Anweisung 1:
Beantworten Sie anhand des Textauszugs über die Aufführung von J'accuse folgende Fragen, jeweils in einer eigenen Zeile und mit (a), (b), (c) gekennzeichnet:
(a) Welches Orchester begleitet den Stummfilm live?
(b) In welchem Zeitraum entstand der Film?
(c) Wer dirigiert die neu komponierte Musik im Konzerthaus?
Anweisung 2: Nennen Sie sämtliche Personen, die im Textauszug über die Aufführung von J'accuse namentlich erwähnt werden.

Textauszug:
>>>>>
Zwischen vielen Stunden Stockhausen beim Musikfest was vergleichsweise Tiefenentspannendes: zum Beispiel einen dreistündigen Stummfilm über die Grauen des Ersten Weltkriegs. Live begleitet vom Rundfunk-Sinfonieorchester Berlin, dem filmorchestrigsten unter Berlins Spitzenorchestern. Auf 4:3-förmiger Leinwand (die für 16:9-deformierte Fernsehaugen fast quadratisch wirkt) gibts J’accuse von Abel Gance, entstanden zwischen August 1918 und März 1919 – ein filmisches Meisterwerk voller Widersprüche: schonungslose Darstellung des Krieges sowohl als auch patriotische Aufforderung zur nationalen Einheit, Naturalismus und Surrealismus vis-à-vis und eine melodramatische Ménage à trois überdies. Eine Musik des Lichts, wie Abel Gance sie postulierte, und alles in allem ein pazifistischer Film, wie Philippe Schoeller findet, dessen neu komponierte Musik für großes Orchester Frank Strobel im Konzerthaus dirigiert.
<<<<<
Daten:
>>>>>
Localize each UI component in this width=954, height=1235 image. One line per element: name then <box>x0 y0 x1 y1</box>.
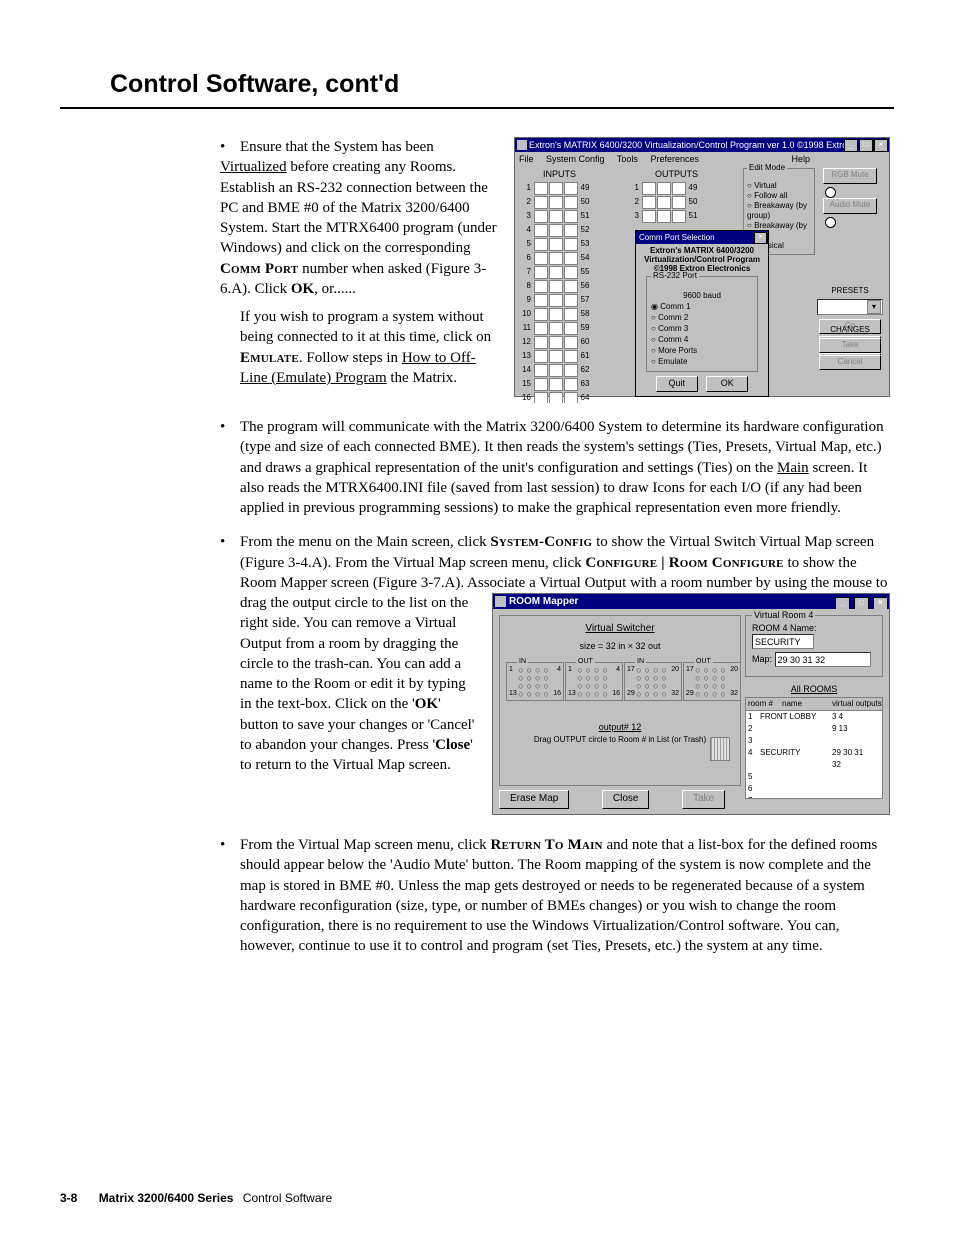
<<<<<
Vollständige Antwort 1:
(a) Das Rundfunk-Sinfonieorchester Berlin.
(b) Zwischen August 1918 und März 1919.
(c) Frank Strobel.

Vollständige Antwort 2: Stockhausen, Abel Gance, Philippe Schoeller, Frank Strobel